Therefore, even after laying down law, the decision referred to above granted different relief ranging from three years salary to five years salary as compensation in lieu of reinstatement.
21. In the light of the above, this Court is of the view that while the Labour Court was correct in ordering compensation in lieu of reinstatement by taking into account all the relevant circumstances, the quantum of compensation fixed by it is very meagre. Considering the facts that (i) each of the workman have served for more than five years; (ii) their tenure has come to an end abruptly; (iii) the charges levelled against them have not been established before the Labour Court; and (iv) the workmen being in the age group of 35 years onwards, this Court is of the opinion that the compensation payable to the workmen must be modified and enhanced to Rs.2,50,000/- for each of the workman and therefore, in the present case, since the workmen have already been paid Rs.30,000/- by way of an interim order in these batch of writ petitions, this Court is of the opinion that the workmen should be paid in normal circumstances Rs.2,20,000/-, but considering that in the earlier round of litigation they had the benefit of Rs.25,000/- though not a recoverable amount, in spite of this Court putting the parties to terms, but contrary to the spirit of Section 17-B of the Act, this Court is of the view that the workmen should be paid Rs.2,00,000/- in each of the writ petitions filed by the workmen. This will not take into account the amounts already paid to the workmen in both the rounds of litigation. The amount of Rs.2,00,000/- shall be paid to each of the petitioners in W.P.Nos.6437 to 6445 of 2010 within a period of eight weeks from the date of receipt of a copy of this order. While the management has filed 14 writ petitions, only nine workers are before this Court by filing cross writ petitions and therefore, these directions will apply only to the workmen who have come before this Court. The management is also at liberty to withdraw the amounts lying in the Labour Court and disburse the same to the workmen. In the light of the orders passed by this Court, even to the workmen who have not filed writ petitions, the balance amount of Rs.70,000/- should be paid within a period of eight weeks from the date of receipt of a copy of this order. In all other aspects, all the writ petitions will stand dismissed.

_ _ _ _ _

## WHAT YOU NEED TO DO
[a] In the court judgment, what amount did the Court set as the enhanced compensation for each workman?
[b] Carry on the court judgment past its last sentence.
The listing after this comes from a different source.

## EXTRACTED INFORMATION

_ _ _ _ _

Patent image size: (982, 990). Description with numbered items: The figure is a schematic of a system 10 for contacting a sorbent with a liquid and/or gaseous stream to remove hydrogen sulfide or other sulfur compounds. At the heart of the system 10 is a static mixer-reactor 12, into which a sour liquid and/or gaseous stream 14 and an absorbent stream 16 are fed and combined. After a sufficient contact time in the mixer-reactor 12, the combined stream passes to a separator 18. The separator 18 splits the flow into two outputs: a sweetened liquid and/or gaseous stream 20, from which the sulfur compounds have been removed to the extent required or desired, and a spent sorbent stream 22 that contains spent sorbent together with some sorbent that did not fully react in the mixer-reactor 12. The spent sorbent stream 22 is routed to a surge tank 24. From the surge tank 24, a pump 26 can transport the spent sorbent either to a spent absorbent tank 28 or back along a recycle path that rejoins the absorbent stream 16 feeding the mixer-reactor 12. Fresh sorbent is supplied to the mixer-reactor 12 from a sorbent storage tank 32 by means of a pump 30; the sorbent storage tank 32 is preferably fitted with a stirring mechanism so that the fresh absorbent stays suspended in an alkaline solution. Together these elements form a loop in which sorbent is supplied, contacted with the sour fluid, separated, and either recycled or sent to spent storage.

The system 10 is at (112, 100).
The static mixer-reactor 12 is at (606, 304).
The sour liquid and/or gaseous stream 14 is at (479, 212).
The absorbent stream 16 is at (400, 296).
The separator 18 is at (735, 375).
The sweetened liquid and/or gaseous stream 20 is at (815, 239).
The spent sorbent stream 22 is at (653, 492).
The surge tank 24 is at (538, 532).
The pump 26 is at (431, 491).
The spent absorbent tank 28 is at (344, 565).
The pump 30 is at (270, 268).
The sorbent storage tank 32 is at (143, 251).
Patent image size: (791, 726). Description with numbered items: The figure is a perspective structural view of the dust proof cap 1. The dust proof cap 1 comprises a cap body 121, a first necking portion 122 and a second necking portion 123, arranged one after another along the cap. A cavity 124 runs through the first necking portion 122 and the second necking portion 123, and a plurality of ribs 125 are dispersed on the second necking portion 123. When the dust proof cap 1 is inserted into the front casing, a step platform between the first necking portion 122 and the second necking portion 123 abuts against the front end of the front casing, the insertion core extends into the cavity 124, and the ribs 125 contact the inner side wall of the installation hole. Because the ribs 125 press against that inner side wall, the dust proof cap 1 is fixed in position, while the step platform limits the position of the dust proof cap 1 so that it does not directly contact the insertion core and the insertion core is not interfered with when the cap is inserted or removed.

_ _ _ _ _

## RESPONSES BY TASK
[a] Rs.2,50,000/- for each workman.

[b]
In the result, all the writ petitions are disposed off with the above directions. However, there will be no order as to costs. Consequently, M.P.No.1 of 2010 in W.P.No.6438 of 2010, M.P.No.1 of 2010 in W.P.No.6439 of 2010, M.P.No.1 of 2010 in W.P.No.6440 of 2010, M.P.No.1 of 2010 in W.P.No.6441 of 2010, M.P.No.1 of 2010 in W.P.No.6442 of 2010, M.P.No.1 of 2010 in W.P.No.6443 of 2010, M.P.No.1 of 2010 in W.P.No.6444 of 2010 and M.P.No.1 of 2010 in W.P.No.6445 of 2010 are closed.